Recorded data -
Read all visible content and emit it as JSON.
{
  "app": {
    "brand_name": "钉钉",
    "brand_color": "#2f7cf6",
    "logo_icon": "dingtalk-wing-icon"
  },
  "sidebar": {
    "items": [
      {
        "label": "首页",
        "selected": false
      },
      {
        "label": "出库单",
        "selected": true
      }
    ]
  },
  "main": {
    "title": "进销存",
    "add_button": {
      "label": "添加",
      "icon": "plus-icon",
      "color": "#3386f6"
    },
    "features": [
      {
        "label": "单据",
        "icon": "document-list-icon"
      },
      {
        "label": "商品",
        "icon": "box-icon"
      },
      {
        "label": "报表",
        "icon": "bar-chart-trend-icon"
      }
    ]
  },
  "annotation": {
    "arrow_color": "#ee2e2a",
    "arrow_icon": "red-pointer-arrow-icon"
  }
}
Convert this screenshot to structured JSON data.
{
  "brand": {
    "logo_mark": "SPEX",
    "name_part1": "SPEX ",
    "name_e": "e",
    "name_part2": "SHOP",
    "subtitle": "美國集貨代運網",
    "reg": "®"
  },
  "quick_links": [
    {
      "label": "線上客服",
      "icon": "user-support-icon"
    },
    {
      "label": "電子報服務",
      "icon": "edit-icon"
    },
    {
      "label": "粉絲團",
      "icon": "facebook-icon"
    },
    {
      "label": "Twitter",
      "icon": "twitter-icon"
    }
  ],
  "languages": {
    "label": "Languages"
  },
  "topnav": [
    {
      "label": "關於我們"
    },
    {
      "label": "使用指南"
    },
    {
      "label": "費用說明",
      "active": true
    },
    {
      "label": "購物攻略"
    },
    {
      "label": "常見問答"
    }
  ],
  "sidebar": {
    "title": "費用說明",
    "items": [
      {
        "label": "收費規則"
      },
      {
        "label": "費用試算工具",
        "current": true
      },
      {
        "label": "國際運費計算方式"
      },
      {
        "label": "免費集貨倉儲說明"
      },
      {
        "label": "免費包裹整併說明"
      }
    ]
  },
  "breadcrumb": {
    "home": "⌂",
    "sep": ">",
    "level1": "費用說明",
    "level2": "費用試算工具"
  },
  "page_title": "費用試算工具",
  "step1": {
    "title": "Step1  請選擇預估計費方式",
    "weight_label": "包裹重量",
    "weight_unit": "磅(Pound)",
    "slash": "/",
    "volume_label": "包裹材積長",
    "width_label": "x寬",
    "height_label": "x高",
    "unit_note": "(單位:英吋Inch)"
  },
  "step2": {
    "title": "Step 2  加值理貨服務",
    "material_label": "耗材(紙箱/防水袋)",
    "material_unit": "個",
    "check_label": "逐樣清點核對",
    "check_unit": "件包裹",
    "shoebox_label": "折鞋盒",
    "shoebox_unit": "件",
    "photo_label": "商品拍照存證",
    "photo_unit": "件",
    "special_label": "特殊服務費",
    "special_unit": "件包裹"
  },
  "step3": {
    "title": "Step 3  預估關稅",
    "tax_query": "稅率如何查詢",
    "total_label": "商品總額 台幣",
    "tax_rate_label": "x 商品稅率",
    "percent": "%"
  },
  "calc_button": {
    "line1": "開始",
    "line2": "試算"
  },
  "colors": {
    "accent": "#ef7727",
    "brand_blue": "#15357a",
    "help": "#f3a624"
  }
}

EXERCISE DETAILS - Without omitting anything, output the entries exactly.

TASK ANSWER -
Read all visible content and emit it as JSON.
{
  "app": {
    "brand_name": "钉钉",
    "brand_color": "#2f7cf6",
    "logo_icon": "dingtalk-wing-icon"
  },
  "sidebar": {
    "items": [
      {
        "label": "首页",
        "selected": false
      },
      {
        "label": "出库单",
        "selected": true
      }
    ]
  },
  "main": {
    "title": "进销存",
    "add_button": {
      "label": "添加",
      "icon": "plus-icon",
      "color": "#3386f6"
    },
    "features": [
      {
        "label": "单据",
        "icon": "document-list-icon"
      },
      {
        "label": "商品",
        "icon": "box-icon"
      },
      {
        "label": "报表",
        "icon": "bar-chart-trend-icon"
      }
    ]
  },
  "annotation": {
    "arrow_color": "#ee2e2a",
    "arrow_icon": "red-pointer-arrow-icon"
  }
}
Convert this screenshot to structured JSON data.
{
  "brand": {
    "logo_mark": "SPEX",
    "name_part1": "SPEX ",
    "name_e": "e",
    "name_part2": "SHOP",
    "subtitle": "美國集貨代運網",
    "reg": "®"
  },
  "quick_links": [
    {
      "label": "線上客服",
      "icon": "user-support-icon"
    },
    {
      "label": "電子報服務",
      "icon": "edit-icon"
    },
    {
      "label": "粉絲團",
      "icon": "facebook-icon"
    },
    {
      "label": "Twitter",
      "icon": "twitter-icon"
    }
  ],
  "languages": {
    "label": "Languages"
  },
  "topnav": [
    {
      "label": "關於我們"
    },
    {
      "label": "使用指南"
    },
    {
      "label": "費用說明",
      "active": true
    },
    {
      "label": "購物攻略"
    },
    {
      "label": "常見問答"
    }
  ],
  "sidebar": {
    "title": "費用說明",
    "items": [
      {
        "label": "收費規則"
      },
      {
        "label": "費用試算工具",
        "current": true
      },
      {
        "label": "國際運費計算方式"
      },
      {
        "label": "免費集貨倉儲說明"
      },
      {
        "label": "免費包裹整併說明"
      }
    ]
  },
  "breadcrumb": {
    "home": "⌂",
    "sep": ">",
    "level1": "費用說明",
    "level2": "費用試算工具"
  },
  "page_title": "費用試算工具",
  "step1": {
    "title": "Step1  請選擇預估計費方式",
    "weight_label": "包裹重量",
    "weight_unit": "磅(Pound)",
    "slash": "/",
    "volume_label": "包裹材積長",
    "width_label": "x寬",
    "height_label": "x高",
    "unit_note": "(單位:英吋Inch)"
  },
  "step2": {
    "title": "Step 2  加值理貨服務",
    "material_label": "耗材(紙箱/防水袋)",
    "material_unit": "個",
    "check_label": "逐樣清點核對",
    "check_unit": "件包裹",
    "shoebox_label": "折鞋盒",
    "shoebox_unit": "件",
    "photo_label": "商品拍照存證",
    "photo_unit": "件",
    "special_label": "特殊服務費",
    "special_unit": "件包裹"
  },
  "step3": {
    "title": "Step 3  預估關稅",
    "tax_query": "稅率如何查詢",
    "total_label": "商品總額 台幣",
    "tax_rate_label": "x 商品稅率",
    "percent": "%"
  },
  "calc_button": {
    "line1": "開始",
    "line2": "試算"
  },
  "colors": {
    "accent": "#ef7727",
    "brand_blue": "#15357a",
    "help": "#f3a624"
  }
}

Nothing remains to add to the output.